Lines with the word "category": copy all of them from the entries below.

====== Recorded information ======

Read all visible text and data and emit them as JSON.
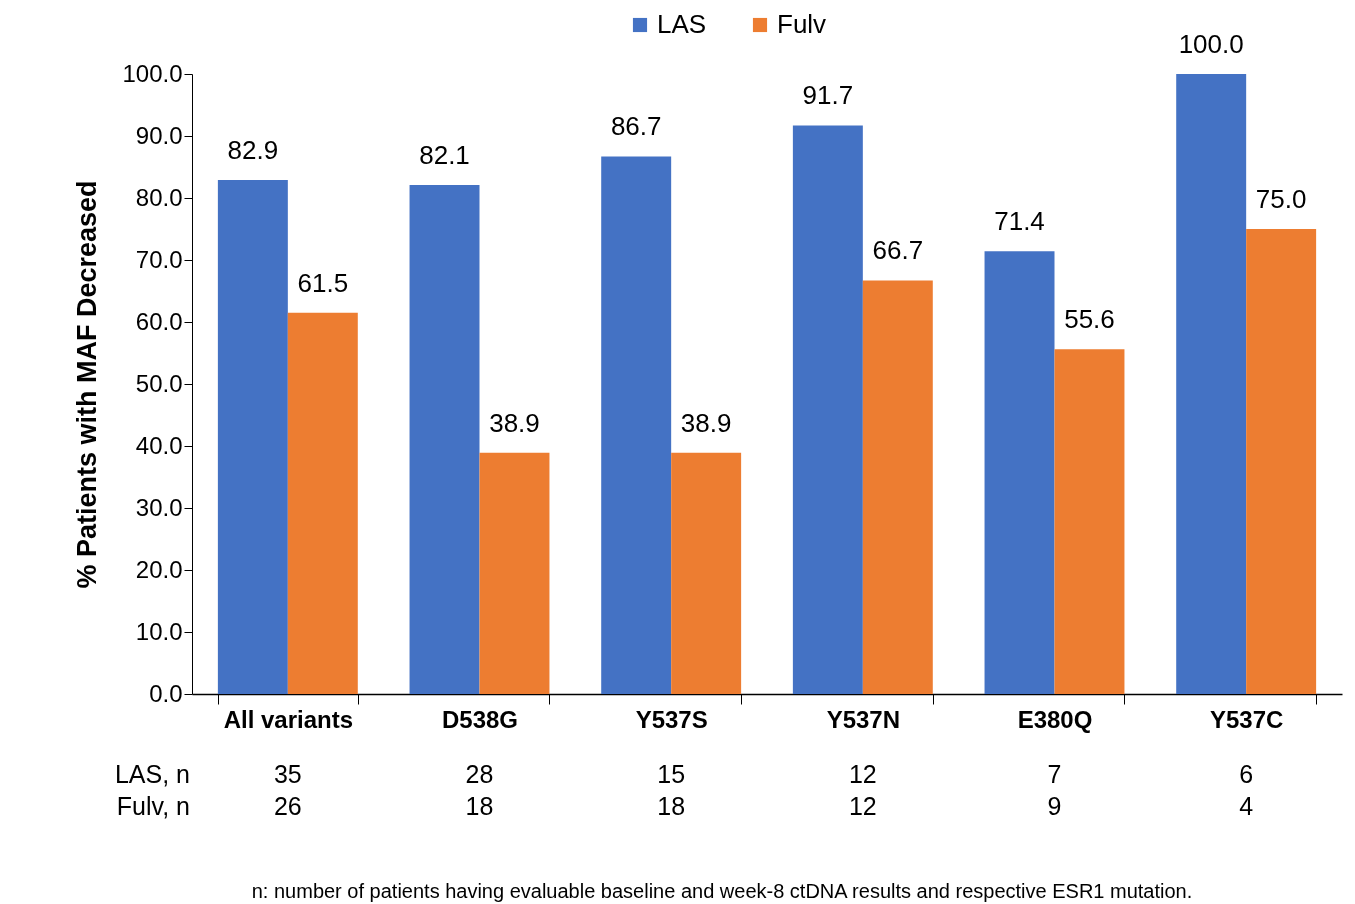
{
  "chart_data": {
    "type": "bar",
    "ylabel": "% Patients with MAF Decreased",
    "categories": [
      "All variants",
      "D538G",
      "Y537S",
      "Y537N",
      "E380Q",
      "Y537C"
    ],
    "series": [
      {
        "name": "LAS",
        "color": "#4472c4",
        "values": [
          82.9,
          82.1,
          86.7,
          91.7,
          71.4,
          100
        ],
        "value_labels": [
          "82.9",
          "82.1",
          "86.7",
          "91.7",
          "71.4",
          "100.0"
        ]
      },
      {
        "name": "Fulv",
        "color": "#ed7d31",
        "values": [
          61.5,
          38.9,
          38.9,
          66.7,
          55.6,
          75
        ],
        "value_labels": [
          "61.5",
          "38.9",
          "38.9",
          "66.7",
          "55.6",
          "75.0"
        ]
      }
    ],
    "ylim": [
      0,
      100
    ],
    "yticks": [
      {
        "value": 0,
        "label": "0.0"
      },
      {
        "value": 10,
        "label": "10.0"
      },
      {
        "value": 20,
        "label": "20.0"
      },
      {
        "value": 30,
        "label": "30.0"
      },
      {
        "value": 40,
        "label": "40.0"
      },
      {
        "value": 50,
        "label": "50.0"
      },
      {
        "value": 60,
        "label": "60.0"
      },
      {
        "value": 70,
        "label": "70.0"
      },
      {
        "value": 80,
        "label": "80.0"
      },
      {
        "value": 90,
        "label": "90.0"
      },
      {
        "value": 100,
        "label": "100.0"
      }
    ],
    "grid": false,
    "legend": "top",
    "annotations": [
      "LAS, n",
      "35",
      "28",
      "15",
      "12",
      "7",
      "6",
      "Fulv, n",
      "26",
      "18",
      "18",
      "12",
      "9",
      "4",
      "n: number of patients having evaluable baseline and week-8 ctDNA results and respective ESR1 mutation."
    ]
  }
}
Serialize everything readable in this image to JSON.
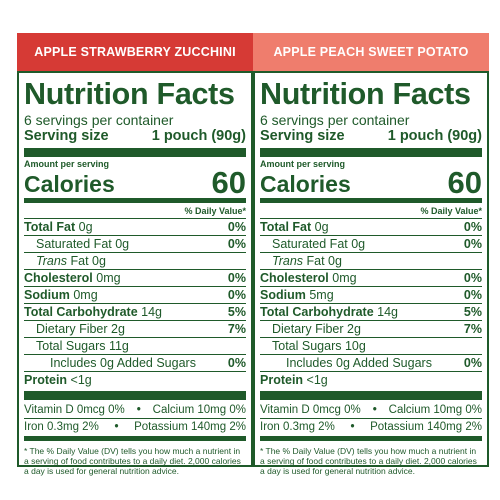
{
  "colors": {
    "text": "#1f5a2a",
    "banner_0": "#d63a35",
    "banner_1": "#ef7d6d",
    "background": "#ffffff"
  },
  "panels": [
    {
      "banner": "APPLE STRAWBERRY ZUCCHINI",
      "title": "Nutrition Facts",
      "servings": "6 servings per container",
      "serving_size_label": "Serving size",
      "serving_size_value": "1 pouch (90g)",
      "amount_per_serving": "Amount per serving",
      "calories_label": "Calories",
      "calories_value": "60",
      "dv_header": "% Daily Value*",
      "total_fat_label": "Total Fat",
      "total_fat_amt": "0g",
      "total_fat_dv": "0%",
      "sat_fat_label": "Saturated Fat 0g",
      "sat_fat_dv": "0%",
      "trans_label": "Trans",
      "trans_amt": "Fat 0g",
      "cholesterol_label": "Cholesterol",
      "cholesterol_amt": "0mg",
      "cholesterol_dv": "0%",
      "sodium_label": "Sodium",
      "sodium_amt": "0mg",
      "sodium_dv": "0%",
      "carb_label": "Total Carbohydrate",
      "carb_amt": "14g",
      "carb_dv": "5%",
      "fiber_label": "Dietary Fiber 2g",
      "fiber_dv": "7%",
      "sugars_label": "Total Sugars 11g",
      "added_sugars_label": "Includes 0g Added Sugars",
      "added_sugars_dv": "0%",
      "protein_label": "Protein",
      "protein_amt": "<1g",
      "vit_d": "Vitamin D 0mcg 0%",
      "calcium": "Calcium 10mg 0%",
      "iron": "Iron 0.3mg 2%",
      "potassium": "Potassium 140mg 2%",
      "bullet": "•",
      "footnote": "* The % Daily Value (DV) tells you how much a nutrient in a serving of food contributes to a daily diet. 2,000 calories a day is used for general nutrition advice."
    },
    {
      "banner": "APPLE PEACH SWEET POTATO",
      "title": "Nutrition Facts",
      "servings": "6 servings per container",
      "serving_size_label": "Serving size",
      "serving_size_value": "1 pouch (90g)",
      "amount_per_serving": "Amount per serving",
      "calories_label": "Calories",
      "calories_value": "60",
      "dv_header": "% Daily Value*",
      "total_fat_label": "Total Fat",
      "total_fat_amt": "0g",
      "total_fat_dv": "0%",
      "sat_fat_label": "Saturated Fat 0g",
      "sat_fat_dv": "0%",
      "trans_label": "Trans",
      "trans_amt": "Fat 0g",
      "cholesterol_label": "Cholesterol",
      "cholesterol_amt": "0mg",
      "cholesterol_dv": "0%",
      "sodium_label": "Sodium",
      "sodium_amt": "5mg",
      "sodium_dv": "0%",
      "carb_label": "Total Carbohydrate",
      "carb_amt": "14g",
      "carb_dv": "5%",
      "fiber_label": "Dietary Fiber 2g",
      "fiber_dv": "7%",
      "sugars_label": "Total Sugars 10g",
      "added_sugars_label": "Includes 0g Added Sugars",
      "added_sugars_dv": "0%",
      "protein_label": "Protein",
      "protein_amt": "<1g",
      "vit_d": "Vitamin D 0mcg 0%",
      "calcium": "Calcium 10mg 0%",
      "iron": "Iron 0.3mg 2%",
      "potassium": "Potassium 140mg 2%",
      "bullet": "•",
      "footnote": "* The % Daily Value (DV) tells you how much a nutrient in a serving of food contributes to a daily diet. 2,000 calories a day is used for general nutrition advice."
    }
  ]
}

======
====== Recorded information ======

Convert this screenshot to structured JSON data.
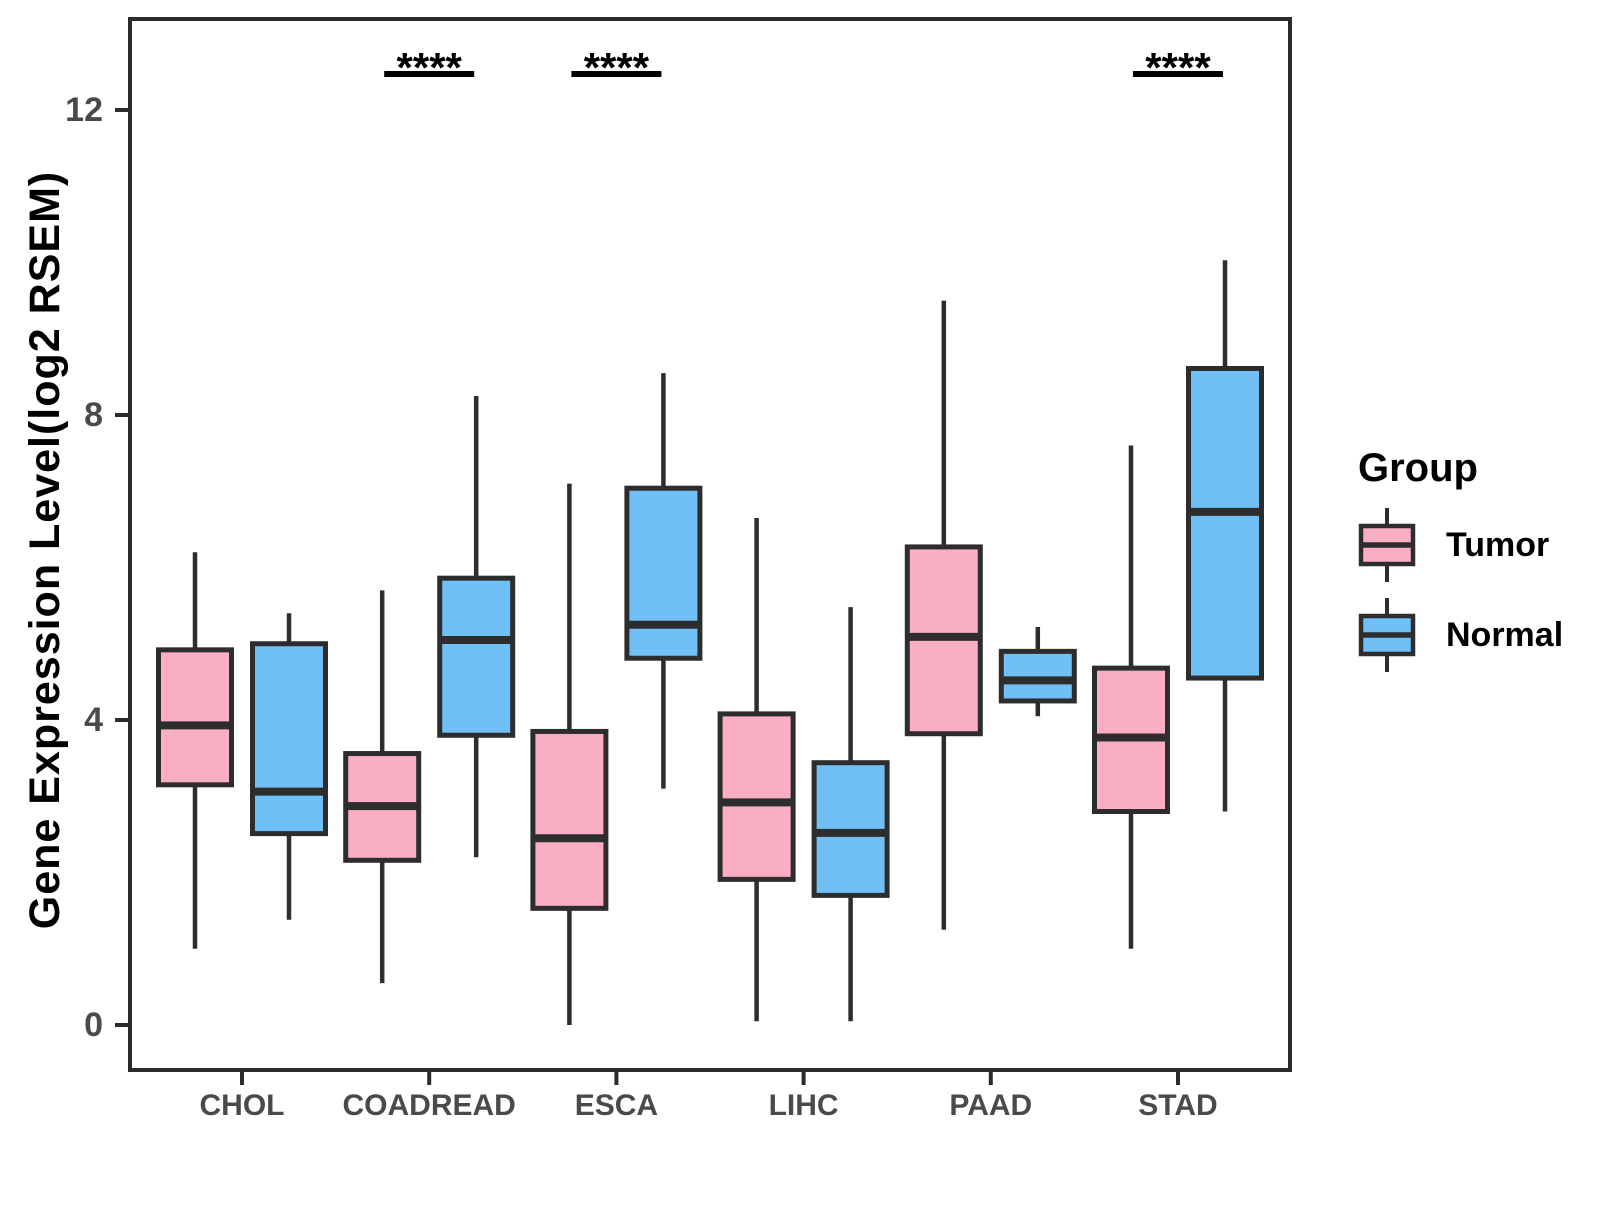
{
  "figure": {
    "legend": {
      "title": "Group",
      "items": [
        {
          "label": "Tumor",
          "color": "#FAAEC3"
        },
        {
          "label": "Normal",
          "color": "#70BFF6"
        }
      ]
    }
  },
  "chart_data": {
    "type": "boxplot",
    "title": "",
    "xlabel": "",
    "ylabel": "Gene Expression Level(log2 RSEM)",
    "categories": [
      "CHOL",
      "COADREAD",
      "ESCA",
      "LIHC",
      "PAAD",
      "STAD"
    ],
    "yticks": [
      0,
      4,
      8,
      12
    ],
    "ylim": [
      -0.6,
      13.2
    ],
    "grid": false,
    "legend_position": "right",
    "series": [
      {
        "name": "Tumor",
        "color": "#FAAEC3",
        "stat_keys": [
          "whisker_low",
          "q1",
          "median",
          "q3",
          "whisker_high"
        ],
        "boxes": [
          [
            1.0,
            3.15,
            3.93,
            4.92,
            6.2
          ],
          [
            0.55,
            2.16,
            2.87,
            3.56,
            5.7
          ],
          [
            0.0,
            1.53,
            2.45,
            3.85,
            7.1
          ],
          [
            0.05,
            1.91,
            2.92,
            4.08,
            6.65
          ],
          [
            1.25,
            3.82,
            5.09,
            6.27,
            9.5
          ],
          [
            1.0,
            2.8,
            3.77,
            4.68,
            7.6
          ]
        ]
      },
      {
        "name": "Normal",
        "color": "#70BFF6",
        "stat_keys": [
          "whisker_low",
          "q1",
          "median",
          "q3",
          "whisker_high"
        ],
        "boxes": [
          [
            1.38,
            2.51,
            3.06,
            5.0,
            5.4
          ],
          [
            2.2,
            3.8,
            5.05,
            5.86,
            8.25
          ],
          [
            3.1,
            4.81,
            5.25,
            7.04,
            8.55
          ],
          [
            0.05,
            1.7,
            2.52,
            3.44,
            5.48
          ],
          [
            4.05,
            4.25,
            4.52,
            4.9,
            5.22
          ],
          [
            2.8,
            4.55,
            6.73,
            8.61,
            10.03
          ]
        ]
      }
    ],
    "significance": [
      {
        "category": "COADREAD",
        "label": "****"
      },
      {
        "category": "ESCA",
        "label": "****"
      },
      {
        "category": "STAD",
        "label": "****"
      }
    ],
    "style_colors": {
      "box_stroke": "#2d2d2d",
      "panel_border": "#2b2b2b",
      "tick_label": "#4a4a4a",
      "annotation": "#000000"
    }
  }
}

======
====== Recorded information ======

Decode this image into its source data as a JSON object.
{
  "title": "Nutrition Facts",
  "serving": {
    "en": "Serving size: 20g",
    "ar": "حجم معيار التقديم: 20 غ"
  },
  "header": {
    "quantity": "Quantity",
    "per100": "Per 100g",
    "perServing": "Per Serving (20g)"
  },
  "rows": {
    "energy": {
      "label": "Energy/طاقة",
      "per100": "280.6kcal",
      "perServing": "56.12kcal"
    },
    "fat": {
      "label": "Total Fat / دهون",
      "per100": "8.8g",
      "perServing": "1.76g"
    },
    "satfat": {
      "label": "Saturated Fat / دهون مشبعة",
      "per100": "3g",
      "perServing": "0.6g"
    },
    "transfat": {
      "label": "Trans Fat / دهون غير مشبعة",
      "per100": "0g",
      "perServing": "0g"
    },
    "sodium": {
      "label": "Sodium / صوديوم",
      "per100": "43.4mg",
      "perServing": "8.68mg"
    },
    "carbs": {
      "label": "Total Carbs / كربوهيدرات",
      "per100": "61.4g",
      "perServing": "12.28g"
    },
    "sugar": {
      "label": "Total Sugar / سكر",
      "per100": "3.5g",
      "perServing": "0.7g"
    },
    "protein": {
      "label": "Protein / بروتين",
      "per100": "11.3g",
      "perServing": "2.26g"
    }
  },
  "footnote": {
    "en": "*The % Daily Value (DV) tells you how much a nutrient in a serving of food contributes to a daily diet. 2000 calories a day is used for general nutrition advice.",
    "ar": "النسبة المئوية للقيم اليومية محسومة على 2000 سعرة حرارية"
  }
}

======

## Result:
        "category": "COADREAD",
        "category": "ESCA",
        "category": "STAD",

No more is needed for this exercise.